## Instruções:
Responda, com base no texto sobre a entrevista de Paulo Coelho:
1. Em que suplemento a entrevista foi publicada?
2. Qual é o nome da jornalista que conduziu a entrevista?
3. Qual é o título do livro novo que o escritor está lançando?

## Trecho do texto:
────────────────────

O escritor Paulo Coelho deu uma entrevista ao suplemento XL Semanal, encarte cultural do jornal espanhol El Periódico. É uma de suas entrevistas mais engraçadas, mas não porque ele tenha sido espirituoso. O efeito qualitativo veio da irritação do escritor, que já no início ficou incomodado com questionamentos da jornalista Virginia Drake. Entrevistas do antigo parceiro do roqueiro Raul Seixas costumam ter um toque de humor involuntário, já que ele está sempre repassando filosofias em compota e sua visão metafísica de papo de maconheiro em volta da fogueira. Nenhuma delas, porém, pelo menos das que eu li, à altura dessa do XL Semanal, publicada no domingo. O mago que já fez chover em um deserto (sic) se superou.
>O escritor está lançando um livro novo, “Hippie”, que certamente traz as mesmas filosofices pretensamente literárias que lhe deram fama. Na chamada da entrevista, extraída do diálogo com a jornalista, fica claro o tom pretensioso que ele pretendia desenvolver no jornal espanhol, com aquele jeitão songamonga de quem traz o espírito repleto de verdades que se completam nas atitudes mais simples da existência. “Eu sou um homem muito seguro. As pessoas seguras não impõem, dão exemplo”, ele praticamente decreta. Sorte dele que a jornalista provavelmente não tinha a informação sobre os exemplos dele na política no Brasil, onde nos últimos anos se alinhou ao governo do agora presidiário Lula, frequentando inclusive festa de aniversário do ex-ministro mensaleiro José Dirceu, antes desse político petista ser condenado pela segunda vez por corrupção das brabas.

────────────────────

## Extrato de dados:
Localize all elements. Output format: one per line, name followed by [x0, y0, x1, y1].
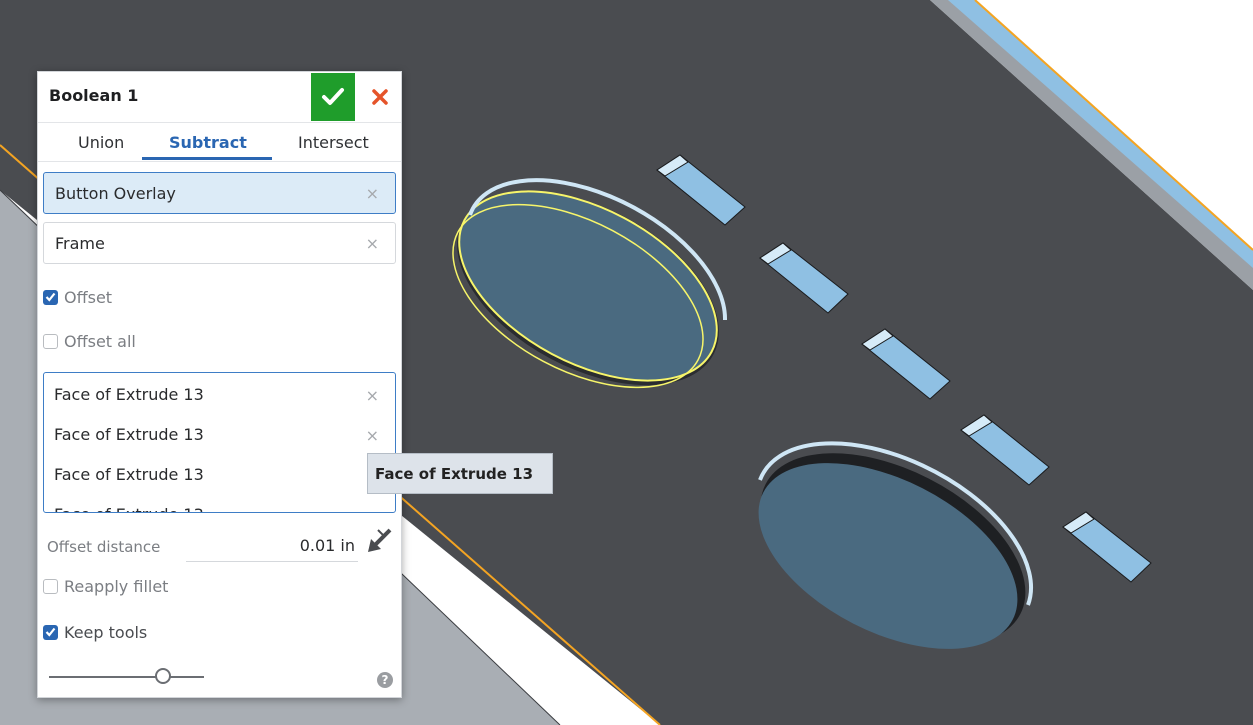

────────────────────

## Resposta escrita:
1. No XL Semanal, encarte cultural do jornal espanhol El Periódico.
2. Virginia Drake.
3. “Hippie”.